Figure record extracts
— START —

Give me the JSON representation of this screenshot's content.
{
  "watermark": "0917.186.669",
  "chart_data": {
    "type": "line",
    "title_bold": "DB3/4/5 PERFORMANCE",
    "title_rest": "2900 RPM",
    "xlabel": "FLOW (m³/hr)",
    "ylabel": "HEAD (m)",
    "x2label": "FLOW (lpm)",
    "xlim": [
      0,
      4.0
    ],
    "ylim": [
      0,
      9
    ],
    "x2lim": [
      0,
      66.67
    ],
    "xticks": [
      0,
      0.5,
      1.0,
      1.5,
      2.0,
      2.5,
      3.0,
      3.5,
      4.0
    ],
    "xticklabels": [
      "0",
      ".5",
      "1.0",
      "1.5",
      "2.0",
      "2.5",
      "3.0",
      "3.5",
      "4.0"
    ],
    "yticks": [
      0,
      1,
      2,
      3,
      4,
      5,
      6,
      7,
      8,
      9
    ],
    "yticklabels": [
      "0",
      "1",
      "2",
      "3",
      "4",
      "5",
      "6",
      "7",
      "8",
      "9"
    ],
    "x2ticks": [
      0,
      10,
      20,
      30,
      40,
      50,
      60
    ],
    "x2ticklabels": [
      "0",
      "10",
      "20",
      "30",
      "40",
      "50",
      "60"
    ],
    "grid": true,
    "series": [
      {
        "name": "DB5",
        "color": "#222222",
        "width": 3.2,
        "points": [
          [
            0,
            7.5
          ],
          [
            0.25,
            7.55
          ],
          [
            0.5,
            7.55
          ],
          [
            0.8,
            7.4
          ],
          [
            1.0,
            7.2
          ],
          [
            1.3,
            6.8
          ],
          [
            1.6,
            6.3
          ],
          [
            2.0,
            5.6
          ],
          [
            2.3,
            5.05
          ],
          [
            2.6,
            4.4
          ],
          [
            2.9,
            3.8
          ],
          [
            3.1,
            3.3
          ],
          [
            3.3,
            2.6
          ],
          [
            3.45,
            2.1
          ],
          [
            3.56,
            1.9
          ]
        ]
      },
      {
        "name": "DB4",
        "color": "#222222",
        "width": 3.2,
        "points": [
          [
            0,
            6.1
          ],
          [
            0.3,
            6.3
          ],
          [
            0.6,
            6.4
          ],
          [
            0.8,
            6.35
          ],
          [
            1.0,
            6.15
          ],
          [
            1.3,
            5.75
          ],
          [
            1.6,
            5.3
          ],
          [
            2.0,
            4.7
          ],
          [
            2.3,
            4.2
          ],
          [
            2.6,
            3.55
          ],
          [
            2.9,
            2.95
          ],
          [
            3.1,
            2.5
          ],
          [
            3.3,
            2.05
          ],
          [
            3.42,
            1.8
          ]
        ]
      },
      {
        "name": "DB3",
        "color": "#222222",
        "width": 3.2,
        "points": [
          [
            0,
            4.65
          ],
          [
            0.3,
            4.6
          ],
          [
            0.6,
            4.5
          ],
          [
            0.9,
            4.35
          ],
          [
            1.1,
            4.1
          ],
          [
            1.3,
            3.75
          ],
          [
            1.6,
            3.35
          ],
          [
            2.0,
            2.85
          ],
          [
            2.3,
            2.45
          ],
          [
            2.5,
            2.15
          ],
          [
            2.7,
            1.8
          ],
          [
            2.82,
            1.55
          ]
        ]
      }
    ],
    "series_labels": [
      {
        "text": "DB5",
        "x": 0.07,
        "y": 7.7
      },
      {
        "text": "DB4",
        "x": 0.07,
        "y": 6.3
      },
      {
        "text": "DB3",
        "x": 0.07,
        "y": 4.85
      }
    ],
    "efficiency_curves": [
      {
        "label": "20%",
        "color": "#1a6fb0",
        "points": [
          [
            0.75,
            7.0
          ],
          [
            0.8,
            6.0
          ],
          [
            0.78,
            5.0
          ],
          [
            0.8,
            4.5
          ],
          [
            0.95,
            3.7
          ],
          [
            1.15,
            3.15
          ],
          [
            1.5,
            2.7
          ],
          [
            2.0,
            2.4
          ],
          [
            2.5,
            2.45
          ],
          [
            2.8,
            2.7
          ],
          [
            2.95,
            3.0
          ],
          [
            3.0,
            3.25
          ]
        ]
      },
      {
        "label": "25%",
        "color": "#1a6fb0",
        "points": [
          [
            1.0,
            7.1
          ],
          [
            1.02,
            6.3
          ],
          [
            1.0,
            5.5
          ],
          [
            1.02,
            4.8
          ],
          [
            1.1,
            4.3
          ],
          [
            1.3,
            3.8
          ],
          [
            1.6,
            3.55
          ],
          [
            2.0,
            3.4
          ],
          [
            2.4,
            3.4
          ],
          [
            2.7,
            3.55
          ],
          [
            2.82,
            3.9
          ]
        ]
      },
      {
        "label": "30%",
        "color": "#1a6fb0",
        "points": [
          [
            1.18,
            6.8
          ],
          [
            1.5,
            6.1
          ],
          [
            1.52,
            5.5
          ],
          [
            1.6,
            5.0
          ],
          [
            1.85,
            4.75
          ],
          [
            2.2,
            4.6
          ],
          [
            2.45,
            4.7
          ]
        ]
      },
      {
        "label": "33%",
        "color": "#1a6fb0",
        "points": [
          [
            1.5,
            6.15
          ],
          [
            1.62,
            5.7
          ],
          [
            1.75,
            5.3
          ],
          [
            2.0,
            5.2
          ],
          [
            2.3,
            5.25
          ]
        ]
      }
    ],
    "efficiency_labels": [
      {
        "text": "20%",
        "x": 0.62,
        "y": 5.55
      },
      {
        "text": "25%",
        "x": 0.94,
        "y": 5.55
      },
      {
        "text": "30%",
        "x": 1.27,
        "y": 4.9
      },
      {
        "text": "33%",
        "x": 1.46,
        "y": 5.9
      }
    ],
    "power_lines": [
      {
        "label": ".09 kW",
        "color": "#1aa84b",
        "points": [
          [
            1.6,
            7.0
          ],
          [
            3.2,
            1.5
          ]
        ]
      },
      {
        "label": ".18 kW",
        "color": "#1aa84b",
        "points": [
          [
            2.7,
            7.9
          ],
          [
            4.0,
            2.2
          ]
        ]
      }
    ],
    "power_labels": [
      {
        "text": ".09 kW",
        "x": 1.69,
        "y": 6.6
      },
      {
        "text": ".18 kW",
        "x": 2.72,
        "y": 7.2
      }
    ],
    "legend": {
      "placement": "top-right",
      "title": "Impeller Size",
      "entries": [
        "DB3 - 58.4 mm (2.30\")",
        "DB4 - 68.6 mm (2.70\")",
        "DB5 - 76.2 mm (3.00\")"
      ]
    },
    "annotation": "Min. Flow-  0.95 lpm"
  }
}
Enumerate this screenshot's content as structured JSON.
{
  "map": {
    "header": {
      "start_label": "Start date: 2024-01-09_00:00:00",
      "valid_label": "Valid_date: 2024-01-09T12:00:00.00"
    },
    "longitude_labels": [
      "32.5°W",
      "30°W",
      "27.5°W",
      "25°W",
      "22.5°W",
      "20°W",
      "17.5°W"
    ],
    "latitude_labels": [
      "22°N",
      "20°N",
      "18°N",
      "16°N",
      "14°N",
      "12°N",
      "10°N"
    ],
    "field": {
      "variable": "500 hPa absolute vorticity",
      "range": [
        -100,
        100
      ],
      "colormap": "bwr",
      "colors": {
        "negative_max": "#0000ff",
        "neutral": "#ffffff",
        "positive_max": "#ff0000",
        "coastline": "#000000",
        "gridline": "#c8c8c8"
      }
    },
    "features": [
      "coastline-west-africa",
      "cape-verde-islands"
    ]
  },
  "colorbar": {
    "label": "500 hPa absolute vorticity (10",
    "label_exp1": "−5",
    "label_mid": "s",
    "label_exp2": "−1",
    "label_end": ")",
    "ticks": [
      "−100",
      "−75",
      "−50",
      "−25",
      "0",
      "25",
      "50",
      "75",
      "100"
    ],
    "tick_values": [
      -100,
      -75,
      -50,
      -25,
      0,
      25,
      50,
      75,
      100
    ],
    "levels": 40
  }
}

— END —

Aim of the exercise:
Identify how many lines in the entries above contain the word "this" and provide only that figure.

Complete answer:
2